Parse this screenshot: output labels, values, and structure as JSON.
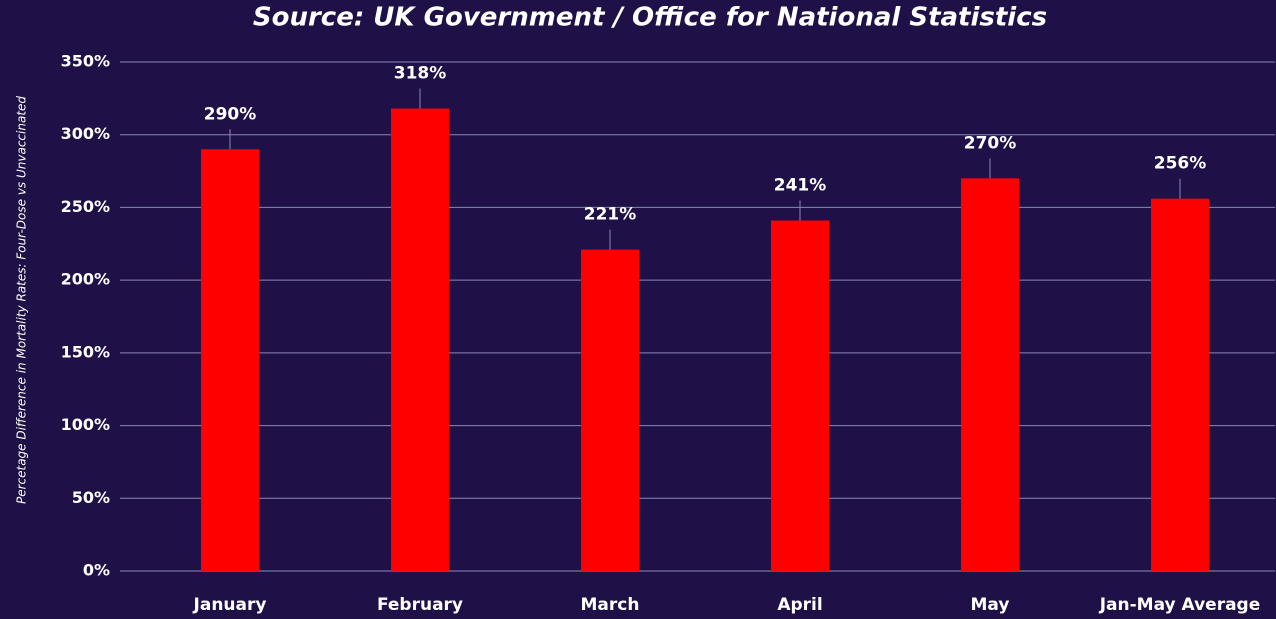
{
  "chart_data": {
    "type": "bar",
    "title": "Source: UK Government / Office for National Statistics",
    "y_label": "Percetage Difference in Mortality Rates: Four-Dose vs Unvaccinated",
    "categories": [
      "January",
      "February",
      "March",
      "April",
      "May",
      "Jan-May Average"
    ],
    "values": [
      290,
      318,
      221,
      241,
      270,
      256
    ],
    "value_labels": [
      "290%",
      "318%",
      "221%",
      "241%",
      "270%",
      "256%"
    ],
    "color": "#ff0000",
    "ylim": [
      0,
      350
    ],
    "yticks": [
      {
        "value": 0,
        "label": "0%"
      },
      {
        "value": 50,
        "label": "50%"
      },
      {
        "value": 100,
        "label": "100%"
      },
      {
        "value": 150,
        "label": "150%"
      },
      {
        "value": 200,
        "label": "200%"
      },
      {
        "value": 250,
        "label": "250%"
      },
      {
        "value": 300,
        "label": "300%"
      },
      {
        "value": 350,
        "label": "350%"
      }
    ],
    "grid": true
  }
}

Directions:
Which lines hold the word "values"? Copy each of them from the records.

Expected answer:
Parse this screenshot: output labels, values, and structure as JSON.
    "values": [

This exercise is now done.